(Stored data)
#####
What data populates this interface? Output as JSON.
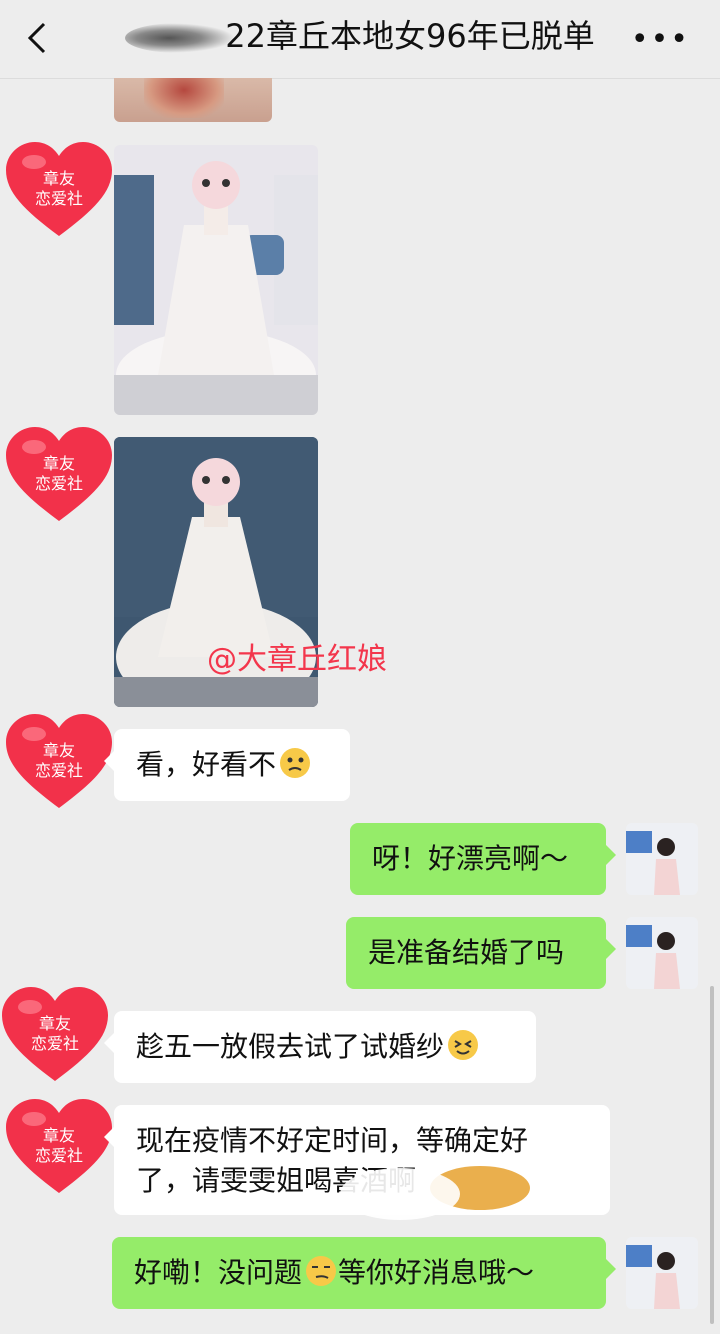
{
  "header": {
    "title": "22章丘本地女96年已脱单",
    "back_icon": "chevron-left-icon",
    "more_label": "•••"
  },
  "watermark": "@大章丘红娘",
  "sender_avatar": {
    "line1": "章友",
    "line2": "恋爱社"
  },
  "messages": [
    {
      "side": "left",
      "type": "text",
      "text": "看，好看不",
      "emoji": "thinking-face"
    },
    {
      "side": "right",
      "type": "text",
      "text": "呀！好漂亮啊～"
    },
    {
      "side": "right",
      "type": "text",
      "text": "是准备结婚了吗"
    },
    {
      "side": "left",
      "type": "text",
      "text": "趁五一放假去试了试婚纱",
      "emoji": "grinning-squint-face"
    },
    {
      "side": "left",
      "type": "text",
      "line1": "现在疫情不好定时间，等确定好",
      "line2": "了，请雯雯姐喝喜酒啊"
    },
    {
      "side": "right",
      "type": "text",
      "text": "好嘞！没问题",
      "text2": "等你好消息哦～",
      "emoji": "smirking-face"
    }
  ],
  "colors": {
    "background": "#ededed",
    "right_bubble": "#95ec69",
    "left_bubble": "#ffffff",
    "heart": "#f2314a",
    "watermark": "#f3364c"
  }
}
#####
STATED EXERCISE
Take the listing and print it again exactly, but without any pictures.

WRITTEN SOLUTION
What data populates this interface? Output as JSON.
{
  "header": {
    "title": "22章丘本地女96年已脱单",
    "back_icon": "chevron-left-icon",
    "more_label": "•••"
  },
  "watermark": "@大章丘红娘",
  "sender_avatar": {
    "line1": "章友",
    "line2": "恋爱社"
  },
  "messages": [
    {
      "side": "left",
      "type": "text",
      "text": "看，好看不",
      "emoji": "thinking-face"
    },
    {
      "side": "right",
      "type": "text",
      "text": "呀！好漂亮啊～"
    },
    {
      "side": "right",
      "type": "text",
      "text": "是准备结婚了吗"
    },
    {
      "side": "left",
      "type": "text",
      "text": "趁五一放假去试了试婚纱",
      "emoji": "grinning-squint-face"
    },
    {
      "side": "left",
      "type": "text",
      "line1": "现在疫情不好定时间，等确定好",
      "line2": "了，请雯雯姐喝喜酒啊"
    },
    {
      "side": "right",
      "type": "text",
      "text": "好嘞！没问题",
      "text2": "等你好消息哦～",
      "emoji": "smirking-face"
    }
  ],
  "colors": {
    "background": "#ededed",
    "right_bubble": "#95ec69",
    "left_bubble": "#ffffff",
    "heart": "#f2314a",
    "watermark": "#f3364c"
  }
}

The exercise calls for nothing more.